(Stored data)
——

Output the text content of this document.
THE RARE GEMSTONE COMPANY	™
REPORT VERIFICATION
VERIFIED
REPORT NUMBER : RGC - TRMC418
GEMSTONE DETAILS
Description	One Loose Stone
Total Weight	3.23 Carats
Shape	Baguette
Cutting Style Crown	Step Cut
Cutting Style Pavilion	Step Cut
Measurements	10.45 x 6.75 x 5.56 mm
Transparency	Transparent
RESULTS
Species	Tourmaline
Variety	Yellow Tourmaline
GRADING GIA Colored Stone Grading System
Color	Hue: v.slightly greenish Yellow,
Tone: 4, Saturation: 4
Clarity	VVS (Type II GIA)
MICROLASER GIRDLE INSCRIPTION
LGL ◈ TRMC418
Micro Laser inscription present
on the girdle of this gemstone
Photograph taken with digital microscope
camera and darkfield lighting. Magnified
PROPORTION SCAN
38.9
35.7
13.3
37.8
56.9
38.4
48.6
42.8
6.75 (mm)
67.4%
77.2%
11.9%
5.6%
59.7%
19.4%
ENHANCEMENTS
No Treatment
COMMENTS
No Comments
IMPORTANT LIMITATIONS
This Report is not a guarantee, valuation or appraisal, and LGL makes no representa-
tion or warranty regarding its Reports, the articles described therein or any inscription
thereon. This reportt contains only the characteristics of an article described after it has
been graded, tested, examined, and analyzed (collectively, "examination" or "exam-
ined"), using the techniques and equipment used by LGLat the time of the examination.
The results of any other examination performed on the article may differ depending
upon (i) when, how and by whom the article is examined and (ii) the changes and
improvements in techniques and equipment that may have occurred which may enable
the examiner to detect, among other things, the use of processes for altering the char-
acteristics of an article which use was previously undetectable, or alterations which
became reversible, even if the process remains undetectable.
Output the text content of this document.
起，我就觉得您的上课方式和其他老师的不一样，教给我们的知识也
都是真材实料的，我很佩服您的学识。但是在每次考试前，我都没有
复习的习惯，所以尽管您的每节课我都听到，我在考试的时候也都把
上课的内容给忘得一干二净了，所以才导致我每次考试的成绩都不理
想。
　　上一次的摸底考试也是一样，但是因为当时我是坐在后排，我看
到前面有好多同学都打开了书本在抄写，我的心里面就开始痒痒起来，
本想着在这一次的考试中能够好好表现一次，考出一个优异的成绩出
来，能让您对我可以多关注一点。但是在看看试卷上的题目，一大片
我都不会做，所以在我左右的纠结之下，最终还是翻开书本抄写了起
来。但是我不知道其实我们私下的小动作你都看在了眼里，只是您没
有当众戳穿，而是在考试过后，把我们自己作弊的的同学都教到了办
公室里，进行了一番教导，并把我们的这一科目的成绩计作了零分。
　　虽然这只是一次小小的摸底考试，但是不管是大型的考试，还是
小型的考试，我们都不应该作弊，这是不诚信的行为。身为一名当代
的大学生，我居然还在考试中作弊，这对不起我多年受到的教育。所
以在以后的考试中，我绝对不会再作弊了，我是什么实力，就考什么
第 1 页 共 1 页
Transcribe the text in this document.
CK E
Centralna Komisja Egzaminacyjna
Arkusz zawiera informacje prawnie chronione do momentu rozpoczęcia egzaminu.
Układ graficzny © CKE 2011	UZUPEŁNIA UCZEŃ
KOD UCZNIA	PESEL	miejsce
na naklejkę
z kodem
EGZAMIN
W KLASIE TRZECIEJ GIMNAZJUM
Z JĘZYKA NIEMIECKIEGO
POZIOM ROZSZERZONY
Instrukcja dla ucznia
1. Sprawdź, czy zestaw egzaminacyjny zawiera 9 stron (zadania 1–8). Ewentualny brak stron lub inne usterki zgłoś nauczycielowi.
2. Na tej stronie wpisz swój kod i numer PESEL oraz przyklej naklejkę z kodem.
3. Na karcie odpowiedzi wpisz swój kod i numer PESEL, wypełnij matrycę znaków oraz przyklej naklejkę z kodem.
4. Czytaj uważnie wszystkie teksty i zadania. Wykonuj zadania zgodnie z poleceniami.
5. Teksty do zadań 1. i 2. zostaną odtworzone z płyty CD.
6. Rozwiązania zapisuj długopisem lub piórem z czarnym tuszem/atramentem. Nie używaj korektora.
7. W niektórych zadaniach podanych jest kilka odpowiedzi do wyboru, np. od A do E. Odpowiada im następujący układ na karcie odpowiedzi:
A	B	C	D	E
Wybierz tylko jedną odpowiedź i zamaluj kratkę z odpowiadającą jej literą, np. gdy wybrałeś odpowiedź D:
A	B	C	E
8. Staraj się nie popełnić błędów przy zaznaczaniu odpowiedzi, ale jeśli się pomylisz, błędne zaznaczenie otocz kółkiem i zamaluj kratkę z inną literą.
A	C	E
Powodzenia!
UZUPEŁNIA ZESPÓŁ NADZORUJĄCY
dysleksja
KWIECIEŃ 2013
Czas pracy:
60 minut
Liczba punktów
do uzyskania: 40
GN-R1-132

——

Return each entry from above without altering a single character.

Output the text content of this document.
THE RARE GEMSTONE COMPANY	™
REPORT VERIFICATION
VERIFIED
REPORT NUMBER : RGC - TRMC418
GEMSTONE DETAILS
Description	One Loose Stone
Total Weight	3.23 Carats
Shape	Baguette
Cutting Style Crown	Step Cut
Cutting Style Pavilion	Step Cut
Measurements	10.45 x 6.75 x 5.56 mm
Transparency	Transparent
RESULTS
Species	Tourmaline
Variety	Yellow Tourmaline
GRADING GIA Colored Stone Grading System
Color	Hue: v.slightly greenish Yellow,
Tone: 4, Saturation: 4
Clarity	VVS (Type II GIA)
MICROLASER GIRDLE INSCRIPTION
LGL ◈ TRMC418
Micro Laser inscription present
on the girdle of this gemstone
Photograph taken with digital microscope
camera and darkfield lighting. Magnified
PROPORTION SCAN
38.9
35.7
13.3
37.8
56.9
38.4
48.6
42.8
6.75 (mm)
67.4%
77.2%
11.9%
5.6%
59.7%
19.4%
ENHANCEMENTS
No Treatment
COMMENTS
No Comments
IMPORTANT LIMITATIONS
This Report is not a guarantee, valuation or appraisal, and LGL makes no representa-
tion or warranty regarding its Reports, the articles described therein or any inscription
thereon. This reportt contains only the characteristics of an article described after it has
been graded, tested, examined, and analyzed (collectively, "examination" or "exam-
ined"), using the techniques and equipment used by LGLat the time of the examination.
The results of any other examination performed on the article may differ depending
upon (i) when, how and by whom the article is examined and (ii) the changes and
improvements in techniques and equipment that may have occurred which may enable
the examiner to detect, among other things, the use of processes for altering the char-
acteristics of an article which use was previously undetectable, or alterations which
became reversible, even if the process remains undetectable.
Output the text content of this document.
起，我就觉得您的上课方式和其他老师的不一样，教给我们的知识也
都是真材实料的，我很佩服您的学识。但是在每次考试前，我都没有
复习的习惯，所以尽管您的每节课我都听到，我在考试的时候也都把
上课的内容给忘得一干二净了，所以才导致我每次考试的成绩都不理
想。
　　上一次的摸底考试也是一样，但是因为当时我是坐在后排，我看
到前面有好多同学都打开了书本在抄写，我的心里面就开始痒痒起来，
本想着在这一次的考试中能够好好表现一次，考出一个优异的成绩出
来，能让您对我可以多关注一点。但是在看看试卷上的题目，一大片
我都不会做，所以在我左右的纠结之下，最终还是翻开书本抄写了起
来。但是我不知道其实我们私下的小动作你都看在了眼里，只是您没
有当众戳穿，而是在考试过后，把我们自己作弊的的同学都教到了办
公室里，进行了一番教导，并把我们的这一科目的成绩计作了零分。
　　虽然这只是一次小小的摸底考试，但是不管是大型的考试，还是
小型的考试，我们都不应该作弊，这是不诚信的行为。身为一名当代
的大学生，我居然还在考试中作弊，这对不起我多年受到的教育。所
以在以后的考试中，我绝对不会再作弊了，我是什么实力，就考什么
第 1 页 共 1 页
Transcribe the text in this document.
CK E
Centralna Komisja Egzaminacyjna
Arkusz zawiera informacje prawnie chronione do momentu rozpoczęcia egzaminu.
Układ graficzny © CKE 2011	UZUPEŁNIA UCZEŃ
KOD UCZNIA	PESEL	miejsce
na naklejkę
z kodem
EGZAMIN
W KLASIE TRZECIEJ GIMNAZJUM
Z JĘZYKA NIEMIECKIEGO
POZIOM ROZSZERZONY
Instrukcja dla ucznia
1. Sprawdź, czy zestaw egzaminacyjny zawiera 9 stron (zadania 1–8). Ewentualny brak stron lub inne usterki zgłoś nauczycielowi.
2. Na tej stronie wpisz swój kod i numer PESEL oraz przyklej naklejkę z kodem.
3. Na karcie odpowiedzi wpisz swój kod i numer PESEL, wypełnij matrycę znaków oraz przyklej naklejkę z kodem.
4. Czytaj uważnie wszystkie teksty i zadania. Wykonuj zadania zgodnie z poleceniami.
5. Teksty do zadań 1. i 2. zostaną odtworzone z płyty CD.
6. Rozwiązania zapisuj długopisem lub piórem z czarnym tuszem/atramentem. Nie używaj korektora.
7. W niektórych zadaniach podanych jest kilka odpowiedzi do wyboru, np. od A do E. Odpowiada im następujący układ na karcie odpowiedzi:
A	B	C	D	E
Wybierz tylko jedną odpowiedź i zamaluj kratkę z odpowiadającą jej literą, np. gdy wybrałeś odpowiedź D:
A	B	C	E
8. Staraj się nie popełnić błędów przy zaznaczaniu odpowiedzi, ale jeśli się pomylisz, błędne zaznaczenie otocz kółkiem i zamaluj kratkę z inną literą.
A	C	E
Powodzenia!
UZUPEŁNIA ZESPÓŁ NADZORUJĄCY
dysleksja
KWIECIEŃ 2013
Czas pracy:
60 minut
Liczba punktów
do uzyskania: 40
GN-R1-132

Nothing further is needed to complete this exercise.